Stated task: Transcribe the records below exactly.

□ □ □ □ □ □ □

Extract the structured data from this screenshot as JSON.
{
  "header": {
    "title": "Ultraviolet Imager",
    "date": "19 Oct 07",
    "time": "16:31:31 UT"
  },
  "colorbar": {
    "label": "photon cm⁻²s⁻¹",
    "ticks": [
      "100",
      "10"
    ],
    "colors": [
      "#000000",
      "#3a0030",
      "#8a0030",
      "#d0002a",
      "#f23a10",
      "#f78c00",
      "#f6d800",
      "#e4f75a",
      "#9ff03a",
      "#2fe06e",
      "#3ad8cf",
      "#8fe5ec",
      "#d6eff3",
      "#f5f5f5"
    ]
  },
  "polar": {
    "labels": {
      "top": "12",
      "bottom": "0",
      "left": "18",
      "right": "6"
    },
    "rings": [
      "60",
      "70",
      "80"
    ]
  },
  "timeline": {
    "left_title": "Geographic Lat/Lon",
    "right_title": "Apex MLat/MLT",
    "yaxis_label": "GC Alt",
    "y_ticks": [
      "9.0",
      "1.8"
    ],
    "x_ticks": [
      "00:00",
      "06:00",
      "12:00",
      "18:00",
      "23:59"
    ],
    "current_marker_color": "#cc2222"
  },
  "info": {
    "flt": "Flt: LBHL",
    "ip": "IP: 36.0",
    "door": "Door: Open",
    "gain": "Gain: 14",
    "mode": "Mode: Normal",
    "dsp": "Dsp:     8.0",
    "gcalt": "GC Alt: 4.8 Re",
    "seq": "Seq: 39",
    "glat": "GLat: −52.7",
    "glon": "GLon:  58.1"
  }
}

□ □ □ □ □ □ □

Reply to the task:
Extract the structured data from this screenshot as JSON.
{
  "header": {
    "title": "Ultraviolet Imager",
    "date": "19 Oct 07",
    "time": "16:31:31 UT"
  },
  "colorbar": {
    "label": "photon cm⁻²s⁻¹",
    "ticks": [
      "100",
      "10"
    ],
    "colors": [
      "#000000",
      "#3a0030",
      "#8a0030",
      "#d0002a",
      "#f23a10",
      "#f78c00",
      "#f6d800",
      "#e4f75a",
      "#9ff03a",
      "#2fe06e",
      "#3ad8cf",
      "#8fe5ec",
      "#d6eff3",
      "#f5f5f5"
    ]
  },
  "polar": {
    "labels": {
      "top": "12",
      "bottom": "0",
      "left": "18",
      "right": "6"
    },
    "rings": [
      "60",
      "70",
      "80"
    ]
  },
  "timeline": {
    "left_title": "Geographic Lat/Lon",
    "right_title": "Apex MLat/MLT",
    "yaxis_label": "GC Alt",
    "y_ticks": [
      "9.0",
      "1.8"
    ],
    "x_ticks": [
      "00:00",
      "06:00",
      "12:00",
      "18:00",
      "23:59"
    ],
    "current_marker_color": "#cc2222"
  },
  "info": {
    "flt": "Flt: LBHL",
    "ip": "IP: 36.0",
    "door": "Door: Open",
    "gain": "Gain: 14",
    "mode": "Mode: Normal",
    "dsp": "Dsp:     8.0",
    "gcalt": "GC Alt: 4.8 Re",
    "seq": "Seq: 39",
    "glat": "GLat: −52.7",
    "glon": "GLon:  58.1"
  }
}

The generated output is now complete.